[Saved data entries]
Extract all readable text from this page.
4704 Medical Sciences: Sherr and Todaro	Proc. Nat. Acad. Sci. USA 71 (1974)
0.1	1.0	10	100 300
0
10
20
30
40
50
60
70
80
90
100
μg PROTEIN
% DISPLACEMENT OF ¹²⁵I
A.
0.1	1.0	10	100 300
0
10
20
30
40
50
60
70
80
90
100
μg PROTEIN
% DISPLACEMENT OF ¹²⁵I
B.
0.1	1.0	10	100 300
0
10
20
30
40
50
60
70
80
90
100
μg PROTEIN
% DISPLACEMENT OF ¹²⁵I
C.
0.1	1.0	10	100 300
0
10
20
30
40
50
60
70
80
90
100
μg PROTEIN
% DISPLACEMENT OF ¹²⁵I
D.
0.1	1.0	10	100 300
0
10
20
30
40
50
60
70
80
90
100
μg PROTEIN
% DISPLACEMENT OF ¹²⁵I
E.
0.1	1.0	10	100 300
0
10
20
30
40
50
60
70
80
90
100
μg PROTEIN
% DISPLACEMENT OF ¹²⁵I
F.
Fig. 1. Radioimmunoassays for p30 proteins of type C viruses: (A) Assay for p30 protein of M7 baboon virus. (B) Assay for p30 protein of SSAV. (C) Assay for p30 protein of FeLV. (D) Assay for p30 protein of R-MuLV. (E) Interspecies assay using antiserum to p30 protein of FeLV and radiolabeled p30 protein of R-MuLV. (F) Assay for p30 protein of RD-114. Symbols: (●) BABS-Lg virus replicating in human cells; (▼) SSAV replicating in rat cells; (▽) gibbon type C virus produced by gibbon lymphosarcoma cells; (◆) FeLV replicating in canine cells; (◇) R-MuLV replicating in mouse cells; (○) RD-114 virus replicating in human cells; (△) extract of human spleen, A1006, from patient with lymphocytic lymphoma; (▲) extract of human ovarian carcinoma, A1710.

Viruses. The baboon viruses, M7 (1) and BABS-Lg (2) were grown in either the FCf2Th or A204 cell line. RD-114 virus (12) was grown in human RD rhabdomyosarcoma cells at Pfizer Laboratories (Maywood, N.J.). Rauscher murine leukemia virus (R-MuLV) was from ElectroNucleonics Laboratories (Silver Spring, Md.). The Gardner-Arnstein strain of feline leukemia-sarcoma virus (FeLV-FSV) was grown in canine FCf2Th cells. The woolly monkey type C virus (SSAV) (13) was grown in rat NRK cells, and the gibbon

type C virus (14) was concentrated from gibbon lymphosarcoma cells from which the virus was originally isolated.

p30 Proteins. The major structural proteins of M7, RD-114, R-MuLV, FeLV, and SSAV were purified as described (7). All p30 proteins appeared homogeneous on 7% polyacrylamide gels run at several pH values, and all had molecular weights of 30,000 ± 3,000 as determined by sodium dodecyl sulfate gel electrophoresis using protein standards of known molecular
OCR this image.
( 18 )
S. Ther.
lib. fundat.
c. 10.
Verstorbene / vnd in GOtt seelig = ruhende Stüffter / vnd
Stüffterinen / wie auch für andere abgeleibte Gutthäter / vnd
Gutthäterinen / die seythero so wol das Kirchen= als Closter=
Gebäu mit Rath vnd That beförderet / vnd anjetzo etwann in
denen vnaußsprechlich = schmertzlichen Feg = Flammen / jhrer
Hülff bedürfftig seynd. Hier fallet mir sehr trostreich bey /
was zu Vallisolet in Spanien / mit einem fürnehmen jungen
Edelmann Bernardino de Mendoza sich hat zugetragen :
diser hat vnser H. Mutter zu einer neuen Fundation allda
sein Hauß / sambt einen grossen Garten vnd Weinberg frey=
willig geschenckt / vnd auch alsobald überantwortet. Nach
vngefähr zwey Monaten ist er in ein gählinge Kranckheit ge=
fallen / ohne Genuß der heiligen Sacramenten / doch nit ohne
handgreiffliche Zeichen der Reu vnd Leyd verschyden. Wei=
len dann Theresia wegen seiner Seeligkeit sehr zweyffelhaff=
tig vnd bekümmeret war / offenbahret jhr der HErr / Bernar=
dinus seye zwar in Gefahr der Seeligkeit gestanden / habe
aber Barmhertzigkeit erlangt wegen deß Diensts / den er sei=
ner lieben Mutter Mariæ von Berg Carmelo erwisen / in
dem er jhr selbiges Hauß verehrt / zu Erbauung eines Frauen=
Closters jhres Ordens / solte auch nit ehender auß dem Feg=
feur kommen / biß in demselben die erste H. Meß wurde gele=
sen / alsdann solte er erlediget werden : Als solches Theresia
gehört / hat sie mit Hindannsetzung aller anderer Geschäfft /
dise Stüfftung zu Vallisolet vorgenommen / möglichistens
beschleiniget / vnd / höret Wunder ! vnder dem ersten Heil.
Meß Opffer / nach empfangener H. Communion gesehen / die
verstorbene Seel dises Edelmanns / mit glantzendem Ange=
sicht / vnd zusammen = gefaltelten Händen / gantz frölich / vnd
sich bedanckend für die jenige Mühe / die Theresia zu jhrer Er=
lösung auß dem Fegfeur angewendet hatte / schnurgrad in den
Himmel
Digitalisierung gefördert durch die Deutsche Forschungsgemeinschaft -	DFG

Your goal:
The required result is a verbatim copy of all the entries.

Response to the task:
Extract all readable text from this page.
4704 Medical Sciences: Sherr and Todaro	Proc. Nat. Acad. Sci. USA 71 (1974)
0.1	1.0	10	100 300
0
10
20
30
40
50
60
70
80
90
100
μg PROTEIN
% DISPLACEMENT OF ¹²⁵I
A.
0.1	1.0	10	100 300
0
10
20
30
40
50
60
70
80
90
100
μg PROTEIN
% DISPLACEMENT OF ¹²⁵I
B.
0.1	1.0	10	100 300
0
10
20
30
40
50
60
70
80
90
100
μg PROTEIN
% DISPLACEMENT OF ¹²⁵I
C.
0.1	1.0	10	100 300
0
10
20
30
40
50
60
70
80
90
100
μg PROTEIN
% DISPLACEMENT OF ¹²⁵I
D.
0.1	1.0	10	100 300
0
10
20
30
40
50
60
70
80
90
100
μg PROTEIN
% DISPLACEMENT OF ¹²⁵I
E.
0.1	1.0	10	100 300
0
10
20
30
40
50
60
70
80
90
100
μg PROTEIN
% DISPLACEMENT OF ¹²⁵I
F.
Fig. 1. Radioimmunoassays for p30 proteins of type C viruses: (A) Assay for p30 protein of M7 baboon virus. (B) Assay for p30 protein of SSAV. (C) Assay for p30 protein of FeLV. (D) Assay for p30 protein of R-MuLV. (E) Interspecies assay using antiserum to p30 protein of FeLV and radiolabeled p30 protein of R-MuLV. (F) Assay for p30 protein of RD-114. Symbols: (●) BABS-Lg virus replicating in human cells; (▼) SSAV replicating in rat cells; (▽) gibbon type C virus produced by gibbon lymphosarcoma cells; (◆) FeLV replicating in canine cells; (◇) R-MuLV replicating in mouse cells; (○) RD-114 virus replicating in human cells; (△) extract of human spleen, A1006, from patient with lymphocytic lymphoma; (▲) extract of human ovarian carcinoma, A1710.

Viruses. The baboon viruses, M7 (1) and BABS-Lg (2) were grown in either the FCf2Th or A204 cell line. RD-114 virus (12) was grown in human RD rhabdomyosarcoma cells at Pfizer Laboratories (Maywood, N.J.). Rauscher murine leukemia virus (R-MuLV) was from ElectroNucleonics Laboratories (Silver Spring, Md.). The Gardner-Arnstein strain of feline leukemia-sarcoma virus (FeLV-FSV) was grown in canine FCf2Th cells. The woolly monkey type C virus (SSAV) (13) was grown in rat NRK cells, and the gibbon

type C virus (14) was concentrated from gibbon lymphosarcoma cells from which the virus was originally isolated.

p30 Proteins. The major structural proteins of M7, RD-114, R-MuLV, FeLV, and SSAV were purified as described (7). All p30 proteins appeared homogeneous on 7% polyacrylamide gels run at several pH values, and all had molecular weights of 30,000 ± 3,000 as determined by sodium dodecyl sulfate gel electrophoresis using protein standards of known molecular
OCR this image.
( 18 )
S. Ther.
lib. fundat.
c. 10.
Verstorbene / vnd in GOtt seelig = ruhende Stüffter / vnd
Stüffterinen / wie auch für andere abgeleibte Gutthäter / vnd
Gutthäterinen / die seythero so wol das Kirchen= als Closter=
Gebäu mit Rath vnd That beförderet / vnd anjetzo etwann in
denen vnaußsprechlich = schmertzlichen Feg = Flammen / jhrer
Hülff bedürfftig seynd. Hier fallet mir sehr trostreich bey /
was zu Vallisolet in Spanien / mit einem fürnehmen jungen
Edelmann Bernardino de Mendoza sich hat zugetragen :
diser hat vnser H. Mutter zu einer neuen Fundation allda
sein Hauß / sambt einen grossen Garten vnd Weinberg frey=
willig geschenckt / vnd auch alsobald überantwortet. Nach
vngefähr zwey Monaten ist er in ein gählinge Kranckheit ge=
fallen / ohne Genuß der heiligen Sacramenten / doch nit ohne
handgreiffliche Zeichen der Reu vnd Leyd verschyden. Wei=
len dann Theresia wegen seiner Seeligkeit sehr zweyffelhaff=
tig vnd bekümmeret war / offenbahret jhr der HErr / Bernar=
dinus seye zwar in Gefahr der Seeligkeit gestanden / habe
aber Barmhertzigkeit erlangt wegen deß Diensts / den er sei=
ner lieben Mutter Mariæ von Berg Carmelo erwisen / in
dem er jhr selbiges Hauß verehrt / zu Erbauung eines Frauen=
Closters jhres Ordens / solte auch nit ehender auß dem Feg=
feur kommen / biß in demselben die erste H. Meß wurde gele=
sen / alsdann solte er erlediget werden : Als solches Theresia
gehört / hat sie mit Hindannsetzung aller anderer Geschäfft /
dise Stüfftung zu Vallisolet vorgenommen / möglichistens
beschleiniget / vnd / höret Wunder ! vnder dem ersten Heil.
Meß Opffer / nach empfangener H. Communion gesehen / die
verstorbene Seel dises Edelmanns / mit glantzendem Ange=
sicht / vnd zusammen = gefaltelten Händen / gantz frölich / vnd
sich bedanckend für die jenige Mühe / die Theresia zu jhrer Er=
lösung auß dem Fegfeur angewendet hatte / schnurgrad in den
Himmel
Digitalisierung gefördert durch die Deutsche Forschungsgemeinschaft -	DFG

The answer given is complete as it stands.